## Task directions
Where a line of the material contains the string "spend", copy that line.

=== Entries provided ===

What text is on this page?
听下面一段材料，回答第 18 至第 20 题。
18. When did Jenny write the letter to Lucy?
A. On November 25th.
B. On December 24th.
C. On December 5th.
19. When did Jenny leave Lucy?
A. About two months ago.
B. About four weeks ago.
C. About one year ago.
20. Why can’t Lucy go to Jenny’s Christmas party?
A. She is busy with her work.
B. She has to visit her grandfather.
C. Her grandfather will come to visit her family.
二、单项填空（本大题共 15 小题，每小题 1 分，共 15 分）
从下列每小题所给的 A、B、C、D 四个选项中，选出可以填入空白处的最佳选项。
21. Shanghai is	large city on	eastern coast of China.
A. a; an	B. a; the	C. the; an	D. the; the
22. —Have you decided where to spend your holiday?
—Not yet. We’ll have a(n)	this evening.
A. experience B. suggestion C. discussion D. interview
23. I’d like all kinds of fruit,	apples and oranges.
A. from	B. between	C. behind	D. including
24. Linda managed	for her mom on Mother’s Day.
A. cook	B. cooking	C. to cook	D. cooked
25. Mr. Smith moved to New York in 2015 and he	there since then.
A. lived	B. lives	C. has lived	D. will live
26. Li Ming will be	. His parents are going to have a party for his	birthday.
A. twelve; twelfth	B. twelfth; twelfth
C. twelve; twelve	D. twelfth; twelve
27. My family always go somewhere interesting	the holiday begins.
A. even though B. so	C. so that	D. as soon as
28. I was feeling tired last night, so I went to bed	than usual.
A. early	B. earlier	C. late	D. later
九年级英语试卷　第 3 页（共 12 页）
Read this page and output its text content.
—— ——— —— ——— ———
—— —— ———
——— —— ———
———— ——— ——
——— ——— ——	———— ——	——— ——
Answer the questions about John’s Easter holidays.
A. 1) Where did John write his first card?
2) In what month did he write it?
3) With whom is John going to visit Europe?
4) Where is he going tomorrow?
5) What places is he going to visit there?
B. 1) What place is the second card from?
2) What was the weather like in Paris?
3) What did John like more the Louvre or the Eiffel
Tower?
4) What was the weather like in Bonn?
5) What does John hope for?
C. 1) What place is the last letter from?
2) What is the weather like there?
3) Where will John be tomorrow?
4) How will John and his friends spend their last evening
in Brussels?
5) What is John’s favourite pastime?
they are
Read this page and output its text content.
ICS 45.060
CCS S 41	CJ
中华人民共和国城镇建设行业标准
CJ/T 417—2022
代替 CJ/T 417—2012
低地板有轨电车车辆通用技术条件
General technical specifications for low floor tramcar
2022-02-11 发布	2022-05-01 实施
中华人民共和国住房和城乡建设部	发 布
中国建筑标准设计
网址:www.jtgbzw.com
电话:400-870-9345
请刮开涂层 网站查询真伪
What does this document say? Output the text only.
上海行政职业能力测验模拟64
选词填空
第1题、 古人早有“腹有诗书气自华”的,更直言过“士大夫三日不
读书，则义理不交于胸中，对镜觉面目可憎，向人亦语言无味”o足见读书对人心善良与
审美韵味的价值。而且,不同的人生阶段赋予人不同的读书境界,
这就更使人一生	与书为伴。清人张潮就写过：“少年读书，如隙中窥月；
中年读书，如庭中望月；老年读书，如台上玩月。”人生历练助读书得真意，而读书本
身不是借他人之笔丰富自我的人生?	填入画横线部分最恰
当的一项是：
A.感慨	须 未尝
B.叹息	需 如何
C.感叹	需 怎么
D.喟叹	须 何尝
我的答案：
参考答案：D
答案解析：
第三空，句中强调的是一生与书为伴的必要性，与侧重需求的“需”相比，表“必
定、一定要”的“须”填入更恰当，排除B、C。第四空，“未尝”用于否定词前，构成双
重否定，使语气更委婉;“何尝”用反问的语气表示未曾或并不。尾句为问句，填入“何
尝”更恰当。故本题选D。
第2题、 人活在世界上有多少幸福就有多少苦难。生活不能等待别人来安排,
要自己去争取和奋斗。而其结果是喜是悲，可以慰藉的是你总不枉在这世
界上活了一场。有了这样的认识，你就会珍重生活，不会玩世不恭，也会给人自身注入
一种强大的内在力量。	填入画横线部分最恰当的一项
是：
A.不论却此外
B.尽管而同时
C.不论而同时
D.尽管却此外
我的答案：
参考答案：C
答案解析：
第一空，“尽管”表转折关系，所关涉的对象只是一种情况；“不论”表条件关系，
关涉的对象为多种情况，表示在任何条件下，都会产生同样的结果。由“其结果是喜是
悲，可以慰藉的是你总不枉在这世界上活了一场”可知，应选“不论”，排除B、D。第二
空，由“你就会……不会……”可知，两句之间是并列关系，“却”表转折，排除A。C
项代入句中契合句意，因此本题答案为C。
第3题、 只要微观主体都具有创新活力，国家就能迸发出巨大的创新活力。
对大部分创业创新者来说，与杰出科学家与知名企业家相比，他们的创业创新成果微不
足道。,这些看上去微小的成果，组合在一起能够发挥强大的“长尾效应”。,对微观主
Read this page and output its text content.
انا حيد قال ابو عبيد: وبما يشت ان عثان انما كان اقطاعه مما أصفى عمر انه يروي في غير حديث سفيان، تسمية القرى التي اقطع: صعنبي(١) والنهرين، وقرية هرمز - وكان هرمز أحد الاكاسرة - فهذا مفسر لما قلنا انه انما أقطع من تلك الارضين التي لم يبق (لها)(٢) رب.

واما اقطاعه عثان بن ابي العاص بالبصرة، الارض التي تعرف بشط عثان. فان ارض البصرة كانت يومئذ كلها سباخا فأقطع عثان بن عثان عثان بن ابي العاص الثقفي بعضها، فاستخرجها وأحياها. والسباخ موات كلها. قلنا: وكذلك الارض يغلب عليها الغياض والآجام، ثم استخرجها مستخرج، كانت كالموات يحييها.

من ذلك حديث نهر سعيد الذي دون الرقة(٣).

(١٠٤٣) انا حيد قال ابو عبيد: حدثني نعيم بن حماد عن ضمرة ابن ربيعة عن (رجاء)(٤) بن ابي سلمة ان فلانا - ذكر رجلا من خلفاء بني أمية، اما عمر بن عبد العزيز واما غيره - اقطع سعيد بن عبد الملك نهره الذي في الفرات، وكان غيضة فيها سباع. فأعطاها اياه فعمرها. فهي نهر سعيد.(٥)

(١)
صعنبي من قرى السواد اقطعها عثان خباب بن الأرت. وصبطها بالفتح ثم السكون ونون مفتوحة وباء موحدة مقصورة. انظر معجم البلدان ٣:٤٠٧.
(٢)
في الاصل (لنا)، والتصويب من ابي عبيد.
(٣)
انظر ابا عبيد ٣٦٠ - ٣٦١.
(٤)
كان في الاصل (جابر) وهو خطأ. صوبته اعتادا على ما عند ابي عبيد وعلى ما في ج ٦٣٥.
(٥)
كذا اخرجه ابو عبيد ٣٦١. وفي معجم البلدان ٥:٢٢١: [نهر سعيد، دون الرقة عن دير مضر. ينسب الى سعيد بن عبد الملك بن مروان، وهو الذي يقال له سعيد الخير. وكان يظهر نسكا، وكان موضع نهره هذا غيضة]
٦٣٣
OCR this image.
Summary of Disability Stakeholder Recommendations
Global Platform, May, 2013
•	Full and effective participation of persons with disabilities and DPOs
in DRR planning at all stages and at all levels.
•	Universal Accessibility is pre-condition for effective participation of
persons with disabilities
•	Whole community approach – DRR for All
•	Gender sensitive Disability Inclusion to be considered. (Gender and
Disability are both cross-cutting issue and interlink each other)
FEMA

===

## Correct response
22. —Have you decided where to spend your holiday?
4) How will John and his friends spend their last evening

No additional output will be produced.